PROBLEM —
Count the lines in the entries below that include the word "record". Give nothing but the number.
──────── DATASET ROWS ────────
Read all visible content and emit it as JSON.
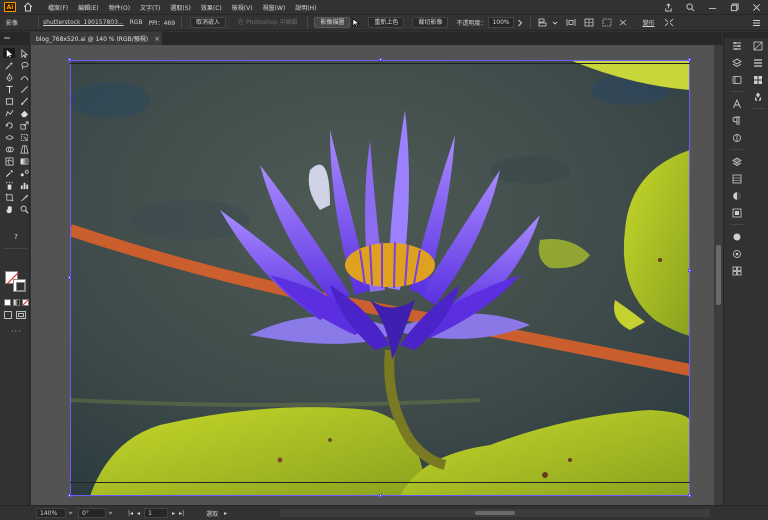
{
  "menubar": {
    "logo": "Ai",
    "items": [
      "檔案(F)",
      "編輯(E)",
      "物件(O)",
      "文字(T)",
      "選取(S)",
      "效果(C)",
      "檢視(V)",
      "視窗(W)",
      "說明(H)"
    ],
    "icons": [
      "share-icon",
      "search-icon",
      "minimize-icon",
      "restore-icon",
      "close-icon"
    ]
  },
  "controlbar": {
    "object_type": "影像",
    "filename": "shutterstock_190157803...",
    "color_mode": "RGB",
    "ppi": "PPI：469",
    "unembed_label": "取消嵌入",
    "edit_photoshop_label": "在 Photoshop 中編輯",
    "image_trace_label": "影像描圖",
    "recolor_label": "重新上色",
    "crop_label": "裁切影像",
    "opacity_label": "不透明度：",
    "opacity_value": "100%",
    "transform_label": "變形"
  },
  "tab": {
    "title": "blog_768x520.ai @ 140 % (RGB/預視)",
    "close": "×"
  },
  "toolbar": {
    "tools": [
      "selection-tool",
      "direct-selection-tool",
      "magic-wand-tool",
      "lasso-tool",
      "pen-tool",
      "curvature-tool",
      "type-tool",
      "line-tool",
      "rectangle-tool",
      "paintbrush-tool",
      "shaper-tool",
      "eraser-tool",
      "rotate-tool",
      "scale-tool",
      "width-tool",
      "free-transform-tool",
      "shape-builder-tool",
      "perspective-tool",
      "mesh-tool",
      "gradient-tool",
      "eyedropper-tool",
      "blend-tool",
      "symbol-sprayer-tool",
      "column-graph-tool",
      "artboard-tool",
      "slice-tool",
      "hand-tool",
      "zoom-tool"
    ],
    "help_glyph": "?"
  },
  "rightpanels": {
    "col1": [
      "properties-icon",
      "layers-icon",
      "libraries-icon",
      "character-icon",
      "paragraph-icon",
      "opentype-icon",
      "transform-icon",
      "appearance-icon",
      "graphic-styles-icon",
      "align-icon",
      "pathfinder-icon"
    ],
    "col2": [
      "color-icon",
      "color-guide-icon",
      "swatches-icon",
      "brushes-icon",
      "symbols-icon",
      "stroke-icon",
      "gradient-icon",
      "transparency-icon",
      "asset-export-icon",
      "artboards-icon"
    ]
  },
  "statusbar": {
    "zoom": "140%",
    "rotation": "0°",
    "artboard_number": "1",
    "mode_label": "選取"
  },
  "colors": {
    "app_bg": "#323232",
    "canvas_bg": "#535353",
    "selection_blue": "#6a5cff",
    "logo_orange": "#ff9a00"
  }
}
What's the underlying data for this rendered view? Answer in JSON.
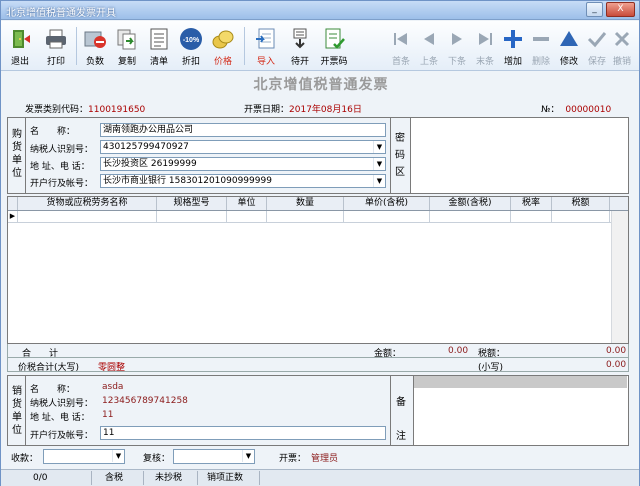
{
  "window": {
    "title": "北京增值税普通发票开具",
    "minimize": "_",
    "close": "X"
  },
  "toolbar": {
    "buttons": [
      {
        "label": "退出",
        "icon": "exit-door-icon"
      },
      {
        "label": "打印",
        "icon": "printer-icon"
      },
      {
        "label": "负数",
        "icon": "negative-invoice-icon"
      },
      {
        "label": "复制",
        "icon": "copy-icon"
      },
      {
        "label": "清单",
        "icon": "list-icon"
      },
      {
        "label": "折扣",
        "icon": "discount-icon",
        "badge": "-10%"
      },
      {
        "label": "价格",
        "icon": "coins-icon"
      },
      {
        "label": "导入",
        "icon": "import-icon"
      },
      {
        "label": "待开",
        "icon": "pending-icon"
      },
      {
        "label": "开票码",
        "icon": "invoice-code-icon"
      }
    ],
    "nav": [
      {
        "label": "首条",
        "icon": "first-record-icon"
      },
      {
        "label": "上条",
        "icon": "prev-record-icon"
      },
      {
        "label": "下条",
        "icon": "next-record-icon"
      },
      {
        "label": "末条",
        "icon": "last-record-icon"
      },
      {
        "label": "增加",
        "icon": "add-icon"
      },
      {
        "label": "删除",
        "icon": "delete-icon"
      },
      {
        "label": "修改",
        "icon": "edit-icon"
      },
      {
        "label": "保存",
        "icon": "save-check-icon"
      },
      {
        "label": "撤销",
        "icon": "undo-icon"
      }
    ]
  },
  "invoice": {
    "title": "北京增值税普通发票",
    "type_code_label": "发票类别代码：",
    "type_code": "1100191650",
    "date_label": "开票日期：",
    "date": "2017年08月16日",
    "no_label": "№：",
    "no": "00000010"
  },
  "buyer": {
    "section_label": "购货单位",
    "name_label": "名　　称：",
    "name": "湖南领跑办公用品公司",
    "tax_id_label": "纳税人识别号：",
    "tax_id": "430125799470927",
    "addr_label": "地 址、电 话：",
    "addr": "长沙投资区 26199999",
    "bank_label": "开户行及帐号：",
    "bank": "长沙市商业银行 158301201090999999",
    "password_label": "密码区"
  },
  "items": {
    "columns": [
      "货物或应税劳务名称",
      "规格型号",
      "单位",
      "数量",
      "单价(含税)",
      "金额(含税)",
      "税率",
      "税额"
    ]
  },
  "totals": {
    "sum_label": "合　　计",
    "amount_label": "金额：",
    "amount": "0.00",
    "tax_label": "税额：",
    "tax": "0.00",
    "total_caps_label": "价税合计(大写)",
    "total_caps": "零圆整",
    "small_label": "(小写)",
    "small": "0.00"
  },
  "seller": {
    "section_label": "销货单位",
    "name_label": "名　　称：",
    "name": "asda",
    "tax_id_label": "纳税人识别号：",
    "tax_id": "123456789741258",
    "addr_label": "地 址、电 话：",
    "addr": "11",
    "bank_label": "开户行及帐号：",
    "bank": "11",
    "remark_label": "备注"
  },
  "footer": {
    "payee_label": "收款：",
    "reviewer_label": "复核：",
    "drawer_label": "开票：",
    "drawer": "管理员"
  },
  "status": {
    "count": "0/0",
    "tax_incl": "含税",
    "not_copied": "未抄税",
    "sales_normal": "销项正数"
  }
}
────────
COMPLETE RESPONSE —
4